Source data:

+ + +

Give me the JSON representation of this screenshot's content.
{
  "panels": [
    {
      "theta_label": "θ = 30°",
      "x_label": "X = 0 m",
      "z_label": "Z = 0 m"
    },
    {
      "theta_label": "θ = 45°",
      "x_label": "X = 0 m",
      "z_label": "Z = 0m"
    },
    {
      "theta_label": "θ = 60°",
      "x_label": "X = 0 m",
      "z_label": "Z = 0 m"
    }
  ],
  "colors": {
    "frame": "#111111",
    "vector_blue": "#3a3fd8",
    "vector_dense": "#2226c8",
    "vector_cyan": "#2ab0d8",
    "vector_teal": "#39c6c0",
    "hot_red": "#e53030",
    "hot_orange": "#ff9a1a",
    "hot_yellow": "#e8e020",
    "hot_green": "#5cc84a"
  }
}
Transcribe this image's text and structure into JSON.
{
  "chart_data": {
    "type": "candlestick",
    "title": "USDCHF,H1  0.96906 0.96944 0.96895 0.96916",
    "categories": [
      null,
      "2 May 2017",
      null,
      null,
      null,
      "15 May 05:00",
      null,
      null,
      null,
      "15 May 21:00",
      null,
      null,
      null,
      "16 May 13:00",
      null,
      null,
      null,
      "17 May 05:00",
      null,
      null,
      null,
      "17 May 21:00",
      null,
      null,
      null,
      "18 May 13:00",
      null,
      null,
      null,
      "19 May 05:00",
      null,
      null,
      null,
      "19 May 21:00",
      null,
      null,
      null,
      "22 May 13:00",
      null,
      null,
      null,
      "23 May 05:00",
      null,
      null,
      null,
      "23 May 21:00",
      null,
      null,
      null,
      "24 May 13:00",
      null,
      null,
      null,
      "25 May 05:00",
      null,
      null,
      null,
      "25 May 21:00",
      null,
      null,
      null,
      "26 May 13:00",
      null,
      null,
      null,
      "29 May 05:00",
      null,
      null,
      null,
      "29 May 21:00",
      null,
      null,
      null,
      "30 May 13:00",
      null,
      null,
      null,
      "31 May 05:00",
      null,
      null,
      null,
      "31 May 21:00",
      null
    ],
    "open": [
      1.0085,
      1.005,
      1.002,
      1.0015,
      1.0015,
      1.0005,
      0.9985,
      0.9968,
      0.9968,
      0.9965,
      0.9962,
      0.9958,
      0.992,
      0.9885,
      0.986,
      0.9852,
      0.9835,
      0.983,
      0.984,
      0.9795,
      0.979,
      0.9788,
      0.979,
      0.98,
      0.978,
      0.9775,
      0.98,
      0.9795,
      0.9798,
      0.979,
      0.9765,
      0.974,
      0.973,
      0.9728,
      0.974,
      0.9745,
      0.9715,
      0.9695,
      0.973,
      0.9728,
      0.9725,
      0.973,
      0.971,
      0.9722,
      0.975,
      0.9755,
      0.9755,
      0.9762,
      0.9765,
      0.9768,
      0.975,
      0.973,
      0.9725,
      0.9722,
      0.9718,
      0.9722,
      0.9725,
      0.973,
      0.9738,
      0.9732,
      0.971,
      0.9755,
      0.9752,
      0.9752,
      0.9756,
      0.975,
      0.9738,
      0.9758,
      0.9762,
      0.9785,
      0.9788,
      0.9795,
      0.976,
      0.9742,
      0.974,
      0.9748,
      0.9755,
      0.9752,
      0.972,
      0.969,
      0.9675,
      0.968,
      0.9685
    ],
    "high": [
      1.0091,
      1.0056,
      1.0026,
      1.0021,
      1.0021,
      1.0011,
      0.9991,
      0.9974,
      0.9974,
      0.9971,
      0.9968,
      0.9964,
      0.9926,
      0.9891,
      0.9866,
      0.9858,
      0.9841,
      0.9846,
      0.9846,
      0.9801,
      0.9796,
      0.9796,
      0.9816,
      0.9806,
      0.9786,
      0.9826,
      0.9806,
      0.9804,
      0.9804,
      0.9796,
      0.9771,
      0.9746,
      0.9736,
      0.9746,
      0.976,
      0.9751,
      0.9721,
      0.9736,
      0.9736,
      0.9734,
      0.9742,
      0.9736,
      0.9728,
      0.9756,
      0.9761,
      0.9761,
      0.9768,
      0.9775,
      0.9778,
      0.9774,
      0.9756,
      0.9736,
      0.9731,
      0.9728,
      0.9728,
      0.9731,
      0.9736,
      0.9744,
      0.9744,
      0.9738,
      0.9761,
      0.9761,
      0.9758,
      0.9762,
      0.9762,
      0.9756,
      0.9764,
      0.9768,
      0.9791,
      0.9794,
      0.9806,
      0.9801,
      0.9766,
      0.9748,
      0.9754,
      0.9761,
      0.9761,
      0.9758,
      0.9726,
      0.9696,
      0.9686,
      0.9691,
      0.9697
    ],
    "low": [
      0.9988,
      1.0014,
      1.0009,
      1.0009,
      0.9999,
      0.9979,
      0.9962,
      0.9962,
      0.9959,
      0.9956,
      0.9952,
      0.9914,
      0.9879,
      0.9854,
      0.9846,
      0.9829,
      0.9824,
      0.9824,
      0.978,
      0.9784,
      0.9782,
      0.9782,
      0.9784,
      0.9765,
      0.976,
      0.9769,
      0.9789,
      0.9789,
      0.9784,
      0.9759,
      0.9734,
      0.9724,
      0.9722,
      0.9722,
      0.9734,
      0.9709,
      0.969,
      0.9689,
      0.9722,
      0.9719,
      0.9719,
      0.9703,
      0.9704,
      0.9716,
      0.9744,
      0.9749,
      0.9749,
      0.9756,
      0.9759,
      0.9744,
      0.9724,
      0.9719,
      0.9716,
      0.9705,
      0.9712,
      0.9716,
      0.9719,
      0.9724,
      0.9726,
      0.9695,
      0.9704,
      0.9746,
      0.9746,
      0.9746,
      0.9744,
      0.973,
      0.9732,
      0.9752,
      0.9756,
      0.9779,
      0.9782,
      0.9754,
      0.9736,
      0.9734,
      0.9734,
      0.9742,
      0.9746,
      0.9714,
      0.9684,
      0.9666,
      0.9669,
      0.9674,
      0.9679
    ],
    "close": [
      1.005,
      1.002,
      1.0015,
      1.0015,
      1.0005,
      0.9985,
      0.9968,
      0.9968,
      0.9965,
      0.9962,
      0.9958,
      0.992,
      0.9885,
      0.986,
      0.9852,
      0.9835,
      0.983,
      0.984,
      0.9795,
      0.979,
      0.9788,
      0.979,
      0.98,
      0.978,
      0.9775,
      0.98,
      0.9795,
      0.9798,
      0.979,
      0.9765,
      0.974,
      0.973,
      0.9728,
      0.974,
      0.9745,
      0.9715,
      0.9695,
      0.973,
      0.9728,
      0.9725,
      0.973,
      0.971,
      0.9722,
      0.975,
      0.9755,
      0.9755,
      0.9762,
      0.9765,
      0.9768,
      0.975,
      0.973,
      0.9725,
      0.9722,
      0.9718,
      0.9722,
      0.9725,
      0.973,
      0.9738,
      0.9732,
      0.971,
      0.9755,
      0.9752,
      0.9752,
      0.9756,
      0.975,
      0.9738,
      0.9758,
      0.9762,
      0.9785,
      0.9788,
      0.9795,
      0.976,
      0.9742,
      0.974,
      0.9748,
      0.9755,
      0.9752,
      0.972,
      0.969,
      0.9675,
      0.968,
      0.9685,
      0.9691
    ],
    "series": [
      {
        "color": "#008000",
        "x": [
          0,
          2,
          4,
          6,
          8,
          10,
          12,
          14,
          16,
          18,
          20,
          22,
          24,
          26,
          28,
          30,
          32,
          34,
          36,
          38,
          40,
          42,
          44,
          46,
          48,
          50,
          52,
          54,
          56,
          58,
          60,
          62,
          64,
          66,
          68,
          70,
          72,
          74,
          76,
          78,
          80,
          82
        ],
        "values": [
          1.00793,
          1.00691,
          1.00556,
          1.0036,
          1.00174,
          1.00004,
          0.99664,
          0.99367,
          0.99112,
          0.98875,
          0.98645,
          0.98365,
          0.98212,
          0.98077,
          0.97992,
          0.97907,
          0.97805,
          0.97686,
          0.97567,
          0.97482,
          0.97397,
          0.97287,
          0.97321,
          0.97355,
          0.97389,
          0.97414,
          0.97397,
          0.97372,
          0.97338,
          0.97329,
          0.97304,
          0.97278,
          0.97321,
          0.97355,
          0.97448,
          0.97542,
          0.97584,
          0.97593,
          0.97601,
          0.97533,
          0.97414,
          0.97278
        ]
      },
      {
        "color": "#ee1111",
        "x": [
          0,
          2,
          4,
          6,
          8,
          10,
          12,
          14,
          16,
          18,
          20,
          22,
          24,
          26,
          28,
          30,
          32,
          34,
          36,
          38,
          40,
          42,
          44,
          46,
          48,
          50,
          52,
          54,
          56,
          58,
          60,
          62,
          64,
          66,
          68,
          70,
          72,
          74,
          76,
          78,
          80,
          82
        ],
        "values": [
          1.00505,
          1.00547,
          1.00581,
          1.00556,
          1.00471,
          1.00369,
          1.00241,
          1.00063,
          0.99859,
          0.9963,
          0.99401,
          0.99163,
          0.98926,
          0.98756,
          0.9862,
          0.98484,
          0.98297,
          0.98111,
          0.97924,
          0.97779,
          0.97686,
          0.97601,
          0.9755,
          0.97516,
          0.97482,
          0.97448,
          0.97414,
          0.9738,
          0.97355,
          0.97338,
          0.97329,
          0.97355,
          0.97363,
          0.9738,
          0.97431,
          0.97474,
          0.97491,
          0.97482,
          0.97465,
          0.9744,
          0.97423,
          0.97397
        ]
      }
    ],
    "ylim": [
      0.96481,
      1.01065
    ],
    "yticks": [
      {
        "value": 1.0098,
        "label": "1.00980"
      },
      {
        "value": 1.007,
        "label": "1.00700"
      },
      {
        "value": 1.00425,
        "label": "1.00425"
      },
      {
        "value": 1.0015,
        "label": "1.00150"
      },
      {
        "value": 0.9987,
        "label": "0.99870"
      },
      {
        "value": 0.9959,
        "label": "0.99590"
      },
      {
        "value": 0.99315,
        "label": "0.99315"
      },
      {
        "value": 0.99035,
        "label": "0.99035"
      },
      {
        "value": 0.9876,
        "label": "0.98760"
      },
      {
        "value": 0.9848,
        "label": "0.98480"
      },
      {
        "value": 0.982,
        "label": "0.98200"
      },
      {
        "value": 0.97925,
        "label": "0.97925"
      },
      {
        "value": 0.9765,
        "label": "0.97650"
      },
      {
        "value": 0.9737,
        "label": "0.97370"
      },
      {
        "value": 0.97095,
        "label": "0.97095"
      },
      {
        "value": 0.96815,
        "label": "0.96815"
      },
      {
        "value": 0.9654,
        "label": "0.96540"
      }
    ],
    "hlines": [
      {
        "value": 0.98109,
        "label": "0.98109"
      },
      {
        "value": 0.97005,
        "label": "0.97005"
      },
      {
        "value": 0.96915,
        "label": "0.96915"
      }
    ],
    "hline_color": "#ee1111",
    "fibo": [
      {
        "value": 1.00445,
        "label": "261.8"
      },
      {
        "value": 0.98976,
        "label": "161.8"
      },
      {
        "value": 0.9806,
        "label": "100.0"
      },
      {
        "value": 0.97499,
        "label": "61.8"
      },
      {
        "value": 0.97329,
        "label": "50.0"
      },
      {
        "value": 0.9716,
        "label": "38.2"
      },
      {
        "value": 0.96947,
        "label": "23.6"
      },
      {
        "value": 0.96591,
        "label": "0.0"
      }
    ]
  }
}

+ + +

How many of the lines above contain the string "JSON"? Give the number only.

2